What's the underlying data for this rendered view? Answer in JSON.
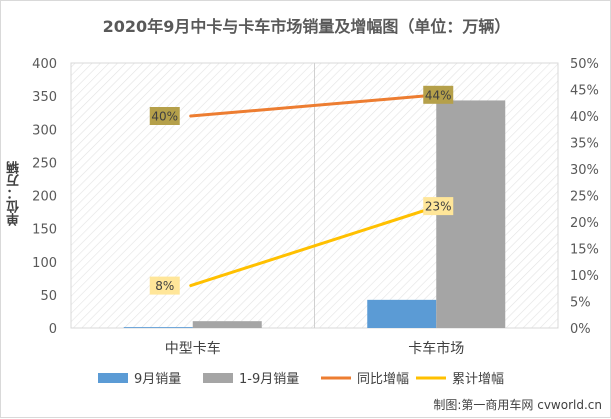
{
  "chart_data": {
    "type": "bar",
    "title": "2020年9月中卡与卡车市场销量及增幅图（单位：万辆）",
    "ylabel": "单位：万辆",
    "categories": [
      "中型卡车",
      "卡车市场"
    ],
    "ylim": [
      0,
      400
    ],
    "y2lim": [
      0,
      0.5
    ],
    "y_ticks": [
      "0",
      "50",
      "100",
      "150",
      "200",
      "250",
      "300",
      "350",
      "400"
    ],
    "y2_ticks": [
      "0%",
      "5%",
      "10%",
      "15%",
      "20%",
      "25%",
      "30%",
      "35%",
      "40%",
      "45%",
      "50%"
    ],
    "series": [
      {
        "name": "9月销量",
        "kind": "bar",
        "axis": "left",
        "color": "#5b9bd5",
        "values": [
          1.3,
          42.5
        ]
      },
      {
        "name": "1-9月销量",
        "kind": "bar",
        "axis": "left",
        "color": "#a5a5a5",
        "values": [
          10.3,
          343.5
        ]
      },
      {
        "name": "同比增幅",
        "kind": "line",
        "axis": "right",
        "color": "#ed7d31",
        "values": [
          0.4,
          0.44
        ],
        "labels": [
          "40%",
          "44%"
        ],
        "label_bg": "#b5a04a"
      },
      {
        "name": "累计增幅",
        "kind": "line",
        "axis": "right",
        "color": "#ffc000",
        "values": [
          0.08,
          0.23
        ],
        "labels": [
          "8%",
          "23%"
        ],
        "label_bg": "#ffe699"
      }
    ],
    "grid": true,
    "legend": "bottom"
  },
  "credit": "制图:第一商用车网 cvworld.cn"
}
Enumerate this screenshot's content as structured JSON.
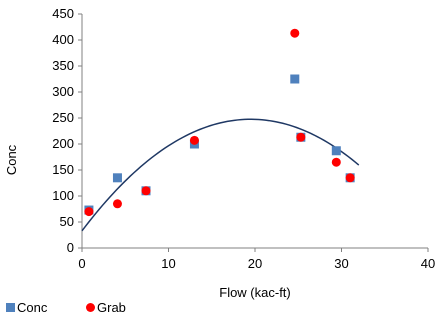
{
  "chart_data": {
    "type": "scatter",
    "title": "",
    "xlabel": "Flow (kac-ft)",
    "ylabel": "Conc",
    "xlim": [
      0,
      40
    ],
    "ylim": [
      0,
      450
    ],
    "xticks": [
      0,
      10,
      20,
      30,
      40
    ],
    "yticks": [
      0,
      50,
      100,
      150,
      200,
      250,
      300,
      350,
      400,
      450
    ],
    "grid": false,
    "legend_position": "bottom-left",
    "series": [
      {
        "name": "Conc",
        "marker": "square",
        "color": "#4f81bd",
        "x": [
          0.8,
          4.1,
          7.4,
          13.0,
          24.6,
          25.3,
          29.4,
          31.0
        ],
        "y": [
          73,
          135,
          110,
          200,
          325,
          213,
          187,
          135
        ]
      },
      {
        "name": "Grab",
        "marker": "circle",
        "color": "#ff0000",
        "x": [
          0.8,
          4.1,
          7.4,
          13.0,
          24.6,
          25.3,
          29.4,
          31.0
        ],
        "y": [
          70,
          85,
          110,
          207,
          413,
          213,
          165,
          135
        ]
      }
    ],
    "trendline": {
      "type": "polynomial",
      "color": "#1f3864",
      "x_range": [
        0,
        32
      ],
      "coefficients": [
        33,
        22,
        -0.564
      ]
    }
  }
}
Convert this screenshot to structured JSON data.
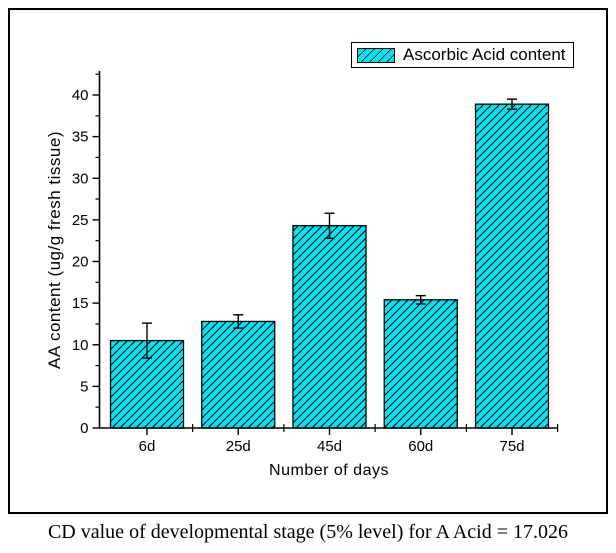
{
  "chart_data": {
    "type": "bar",
    "categories": [
      "6d",
      "25d",
      "45d",
      "60d",
      "75d"
    ],
    "series": [
      {
        "name": "Ascorbic Acid content",
        "values": [
          10.5,
          12.8,
          24.3,
          15.4,
          38.9
        ],
        "errors": [
          2.1,
          0.8,
          1.5,
          0.5,
          0.6
        ]
      }
    ],
    "xlabel": "Number of days",
    "ylabel": "AA content (ug/g fresh tissue)",
    "ylim": [
      0,
      42.5
    ],
    "y_major_step": 5,
    "y_minor_step": 2.5,
    "y_tick_labels": [
      "0",
      "5",
      "10",
      "15",
      "20",
      "25",
      "30",
      "35",
      "40"
    ],
    "grid": false,
    "legend": {
      "label": "Ascorbic Acid content",
      "position": "top-right",
      "swatch": "cyan-diagonal-hatch"
    },
    "bar_hatch": "diagonal-forward-slash"
  },
  "caption": {
    "text": "CD value of developmental stage (5% level) for A Acid = 17.026"
  },
  "colors": {
    "bar_fill": "#06e3f0",
    "hatch_line": "#000000",
    "axis": "#000000",
    "frame_border": "#000000",
    "background": "#ffffff",
    "text": "#000000"
  }
}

> **Instructions for the task**:
In the entries above, find lines with "structured" and copy each.

> **Problem solution**:
Enumerate this screenshot's content as structured JSON.
Convert this screenshot to structured JSON data.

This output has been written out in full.